**Given problem**. Using the data below, copy every line that contains the word "into".

########

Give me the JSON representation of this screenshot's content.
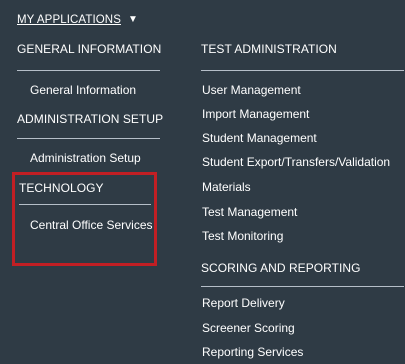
{
  "menu": {
    "trigger_label": "MY APPLICATIONS",
    "caret_icon": "caret-down-icon",
    "left_column": {
      "sections": [
        {
          "heading": "GENERAL INFORMATION",
          "items": [
            "General Information"
          ]
        },
        {
          "heading": "ADMINISTRATION SETUP",
          "items": [
            "Administration Setup"
          ]
        },
        {
          "heading": "TECHNOLOGY",
          "items": [
            "Central Office Services"
          ]
        }
      ]
    },
    "right_column": {
      "sections": [
        {
          "heading": "TEST ADMINISTRATION",
          "items": [
            "User Management",
            "Import Management",
            "Student Management",
            "Student Export/Transfers/Validation",
            "Materials",
            "Test Management",
            "Test Monitoring"
          ]
        },
        {
          "heading": "SCORING AND REPORTING",
          "items": [
            "Report Delivery",
            "Screener Scoring",
            "Reporting Services"
          ]
        }
      ]
    },
    "highlight_color": "#c21f24",
    "background_color": "#2f3b45"
  }
}
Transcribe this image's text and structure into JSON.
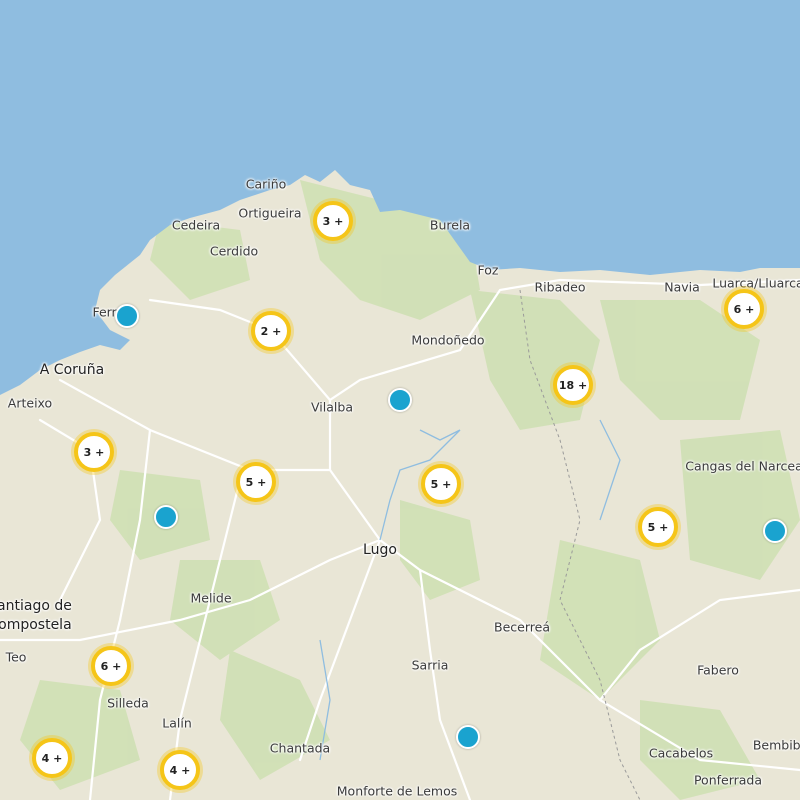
{
  "colors": {
    "sea": "#8fbde0",
    "land": "#e9e6d6",
    "green": "#cfe0b4",
    "cluster_ring": "#f5c518",
    "pin": "#1aa3cf"
  },
  "places": [
    {
      "name": "Cariño",
      "big": false
    },
    {
      "name": "Ortigueira",
      "big": false
    },
    {
      "name": "Cedeira",
      "big": false
    },
    {
      "name": "Cerdido",
      "big": false
    },
    {
      "name": "Burela",
      "big": false
    },
    {
      "name": "Foz",
      "big": false
    },
    {
      "name": "Ribadeo",
      "big": false
    },
    {
      "name": "Navia",
      "big": false
    },
    {
      "name": "Luarca/Lluarca",
      "big": false
    },
    {
      "name": "Ferrol",
      "big": false
    },
    {
      "name": "Mondoñedo",
      "big": false
    },
    {
      "name": "A Coruña",
      "big": true
    },
    {
      "name": "Arteixo",
      "big": false
    },
    {
      "name": "Vilalba",
      "big": false
    },
    {
      "name": "Cangas del Narcea",
      "big": false
    },
    {
      "name": "Lugo",
      "big": true
    },
    {
      "name": "Melide",
      "big": false
    },
    {
      "name": "Santiago de",
      "big": true
    },
    {
      "name": "Compostela",
      "big": true
    },
    {
      "name": "Becerreá",
      "big": false
    },
    {
      "name": "Teo",
      "big": false
    },
    {
      "name": "Sarria",
      "big": false
    },
    {
      "name": "Fabero",
      "big": false
    },
    {
      "name": "Silleda",
      "big": false
    },
    {
      "name": "Lalín",
      "big": false
    },
    {
      "name": "Chantada",
      "big": false
    },
    {
      "name": "Cacabelos",
      "big": false
    },
    {
      "name": "Bembibre",
      "big": false
    },
    {
      "name": "Ponferrada",
      "big": false
    },
    {
      "name": "Monforte de Lemos",
      "big": false
    }
  ],
  "clusters": [
    {
      "label": "3 +"
    },
    {
      "label": "2 +"
    },
    {
      "label": "6 +"
    },
    {
      "label": "18 +"
    },
    {
      "label": "3 +"
    },
    {
      "label": "5 +"
    },
    {
      "label": "5 +"
    },
    {
      "label": "5 +"
    },
    {
      "label": "6 +"
    },
    {
      "label": "4 +"
    },
    {
      "label": "4 +"
    }
  ],
  "pins": [
    {
      "name": "marker"
    },
    {
      "name": "marker"
    },
    {
      "name": "marker"
    },
    {
      "name": "marker"
    },
    {
      "name": "marker"
    }
  ]
}
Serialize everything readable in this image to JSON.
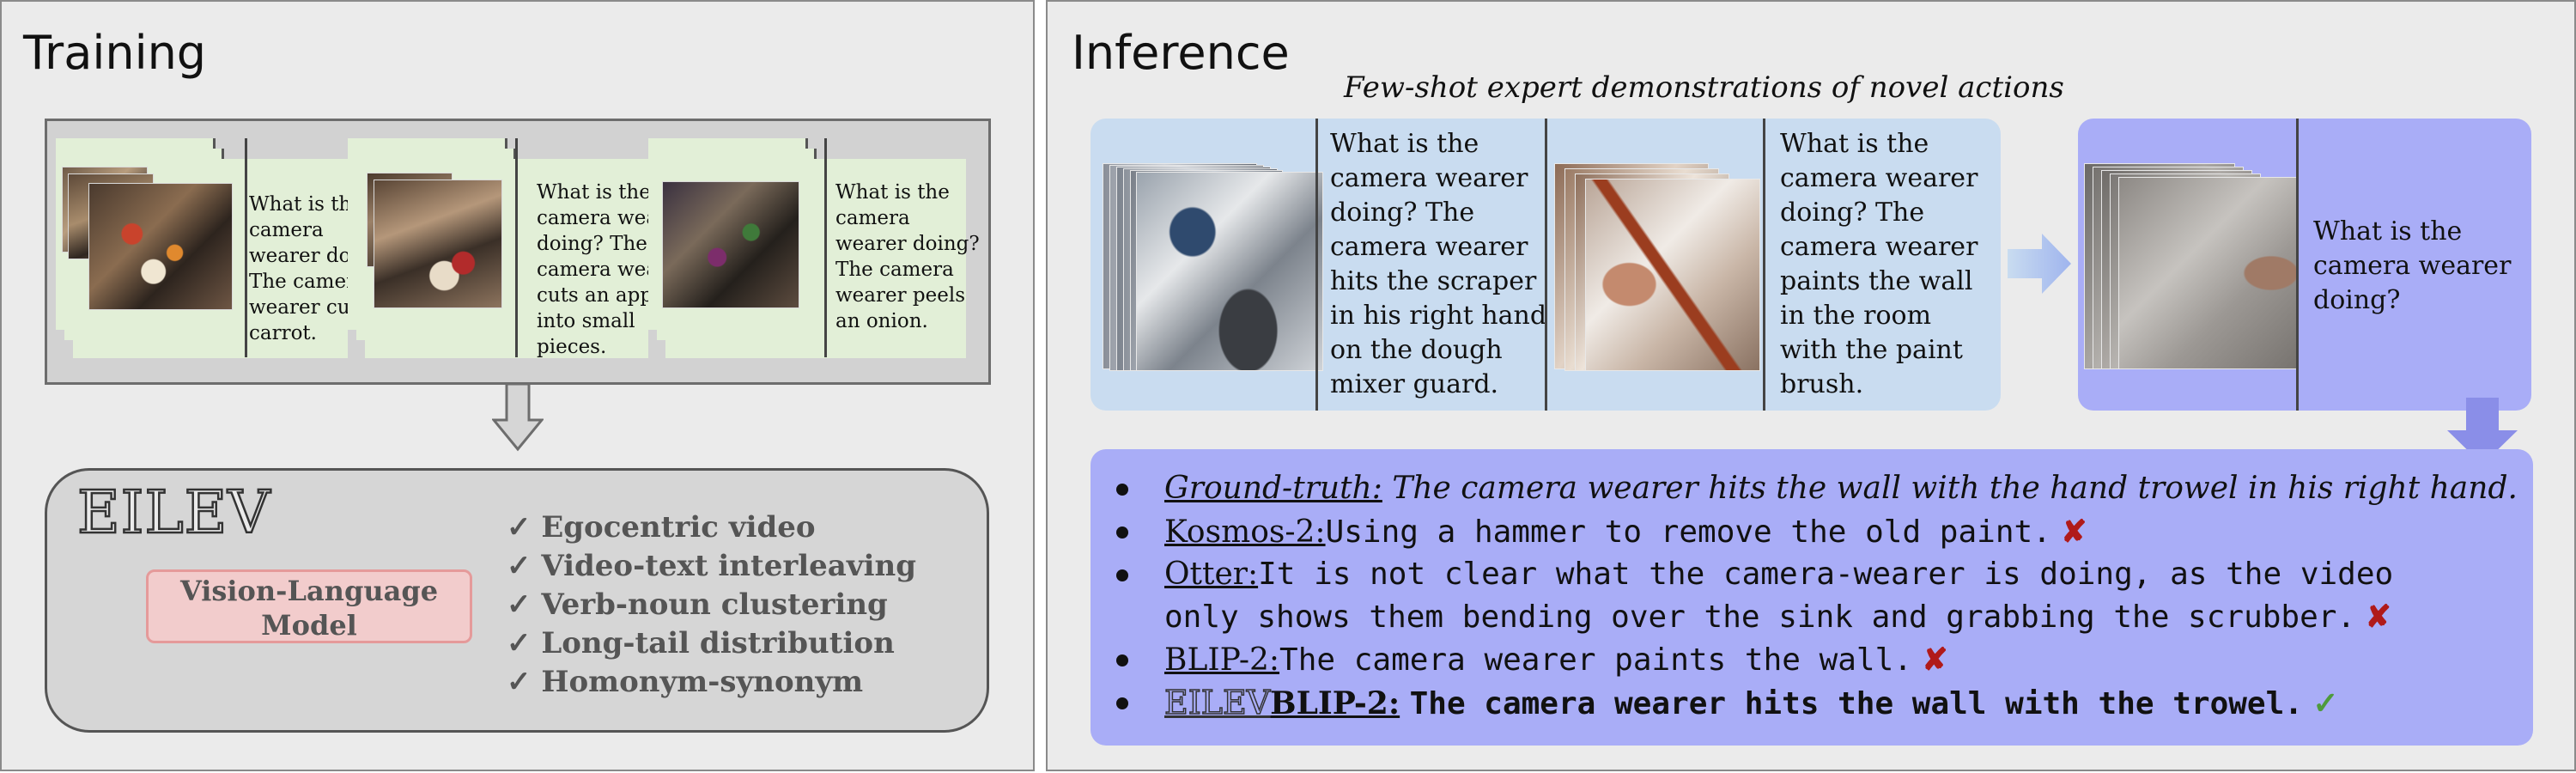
{
  "training": {
    "title": "Training",
    "examples": [
      {
        "text_lines": [
          "What is the",
          "camera",
          "wearer doing?",
          "The camera",
          "wearer cuts a",
          "carrot."
        ]
      },
      {
        "text_lines": [
          "What is the",
          "camera wearer",
          "doing? The",
          "camera wearer",
          "cuts an apple",
          "into small",
          "pieces."
        ]
      },
      {
        "text_lines": [
          "What is the",
          "camera",
          "wearer doing?",
          "The camera",
          "wearer peels",
          "an onion."
        ]
      }
    ],
    "model": {
      "logo": "EILEV",
      "vlm_lines": [
        "Vision-Language",
        "Model"
      ],
      "features": [
        "✓ Egocentric video",
        "✓ Video-text interleaving",
        "✓ Verb-noun clustering",
        "✓ Long-tail distribution",
        "✓ Homonym-synonym"
      ]
    }
  },
  "inference": {
    "title": "Inference",
    "subtitle": "Few-shot expert demonstrations of novel actions",
    "demos": [
      {
        "text_lines": [
          "What is the",
          "camera wearer",
          "doing? The",
          "camera wearer",
          "hits the scraper",
          "in his right hand",
          "on the dough",
          "mixer guard."
        ]
      },
      {
        "text_lines": [
          "What is the",
          "camera wearer",
          "doing? The",
          "camera wearer",
          "paints the wall",
          "in the room",
          "with the paint",
          "brush."
        ]
      }
    ],
    "query_lines": [
      "What is the",
      "camera wearer",
      "doing?"
    ],
    "results": [
      {
        "label": "Ground-truth:",
        "text": " The camera wearer hits the wall with the hand trowel in his right hand.",
        "mark": ""
      },
      {
        "label": "Kosmos-2:",
        "text": "Using a hammer to remove the old paint.",
        "mark": "✘"
      },
      {
        "label": "Otter:",
        "text": "It is not clear what the camera-wearer is doing, as the video",
        "text2": "only shows them bending over the sink and grabbing the scrubber.",
        "mark": "✘"
      },
      {
        "label": "BLIP-2:",
        "text": "The camera wearer paints the wall.",
        "mark": "✘"
      },
      {
        "logo": "EILEV",
        "label": "BLIP-2:",
        "text": "The camera wearer hits the wall with the trowel.",
        "mark": "✓"
      }
    ],
    "bullet": "●"
  },
  "colors": {
    "panel_bg": "#ebebeb",
    "train_card": "#e2efd7",
    "demo_bg": "#c9dcf0",
    "query_bg": "#a9adf7",
    "vlm_fill": "#f2cccc",
    "wrong": "#b01a1a",
    "correct": "#4e9a3c"
  }
}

########

**Written response**.
Transcribe this image's text and structure into JSON.
          "into small",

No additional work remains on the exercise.